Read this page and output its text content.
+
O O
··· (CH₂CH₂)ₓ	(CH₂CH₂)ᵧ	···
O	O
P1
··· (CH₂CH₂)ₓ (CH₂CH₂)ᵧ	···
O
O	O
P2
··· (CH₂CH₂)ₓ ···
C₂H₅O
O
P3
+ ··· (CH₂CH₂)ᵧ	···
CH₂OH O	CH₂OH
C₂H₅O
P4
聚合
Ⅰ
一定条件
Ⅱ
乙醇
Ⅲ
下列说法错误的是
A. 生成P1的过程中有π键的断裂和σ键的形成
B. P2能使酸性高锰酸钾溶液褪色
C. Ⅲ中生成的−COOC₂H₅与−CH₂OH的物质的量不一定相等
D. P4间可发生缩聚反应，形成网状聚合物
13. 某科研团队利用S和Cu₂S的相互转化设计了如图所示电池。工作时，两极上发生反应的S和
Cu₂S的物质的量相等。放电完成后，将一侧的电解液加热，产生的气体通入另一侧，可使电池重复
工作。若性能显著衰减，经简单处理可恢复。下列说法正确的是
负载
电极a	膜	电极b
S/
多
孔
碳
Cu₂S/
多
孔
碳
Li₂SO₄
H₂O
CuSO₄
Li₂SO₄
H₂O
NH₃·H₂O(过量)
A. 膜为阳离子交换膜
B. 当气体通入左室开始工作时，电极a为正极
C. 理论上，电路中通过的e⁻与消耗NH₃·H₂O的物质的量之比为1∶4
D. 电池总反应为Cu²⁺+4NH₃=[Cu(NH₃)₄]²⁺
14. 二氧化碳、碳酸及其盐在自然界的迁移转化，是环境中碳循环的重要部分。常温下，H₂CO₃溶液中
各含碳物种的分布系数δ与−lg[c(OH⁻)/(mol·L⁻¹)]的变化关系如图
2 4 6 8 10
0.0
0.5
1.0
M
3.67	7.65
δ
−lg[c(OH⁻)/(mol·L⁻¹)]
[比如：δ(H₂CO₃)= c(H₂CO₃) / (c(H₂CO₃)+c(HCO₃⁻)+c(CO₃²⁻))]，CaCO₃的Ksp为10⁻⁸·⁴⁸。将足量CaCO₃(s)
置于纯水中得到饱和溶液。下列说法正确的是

········

- Directive: Each entry above is to be quoted exactly.

- Task answer:
Read this page and output its text content.
+
O O
··· (CH₂CH₂)ₓ	(CH₂CH₂)ᵧ	···
O	O
P1
··· (CH₂CH₂)ₓ (CH₂CH₂)ᵧ	···
O
O	O
P2
··· (CH₂CH₂)ₓ ···
C₂H₅O
O
P3
+ ··· (CH₂CH₂)ᵧ	···
CH₂OH O	CH₂OH
C₂H₅O
P4
聚合
Ⅰ
一定条件
Ⅱ
乙醇
Ⅲ
下列说法错误的是
A. 生成P1的过程中有π键的断裂和σ键的形成
B. P2能使酸性高锰酸钾溶液褪色
C. Ⅲ中生成的−COOC₂H₅与−CH₂OH的物质的量不一定相等
D. P4间可发生缩聚反应，形成网状聚合物
13. 某科研团队利用S和Cu₂S的相互转化设计了如图所示电池。工作时，两极上发生反应的S和
Cu₂S的物质的量相等。放电完成后，将一侧的电解液加热，产生的气体通入另一侧，可使电池重复
工作。若性能显著衰减，经简单处理可恢复。下列说法正确的是
负载
电极a	膜	电极b
S/
多
孔
碳
Cu₂S/
多
孔
碳
Li₂SO₄
H₂O
CuSO₄
Li₂SO₄
H₂O
NH₃·H₂O(过量)
A. 膜为阳离子交换膜
B. 当气体通入左室开始工作时，电极a为正极
C. 理论上，电路中通过的e⁻与消耗NH₃·H₂O的物质的量之比为1∶4
D. 电池总反应为Cu²⁺+4NH₃=[Cu(NH₃)₄]²⁺
14. 二氧化碳、碳酸及其盐在自然界的迁移转化，是环境中碳循环的重要部分。常温下，H₂CO₃溶液中
各含碳物种的分布系数δ与−lg[c(OH⁻)/(mol·L⁻¹)]的变化关系如图
2 4 6 8 10
0.0
0.5
1.0
M
3.67	7.65
δ
−lg[c(OH⁻)/(mol·L⁻¹)]
[比如：δ(H₂CO₃)= c(H₂CO₃) / (c(H₂CO₃)+c(HCO₃⁻)+c(CO₃²⁻))]，CaCO₃的Ksp为10⁻⁸·⁴⁸。将足量CaCO₃(s)
置于纯水中得到饱和溶液。下列说法正确的是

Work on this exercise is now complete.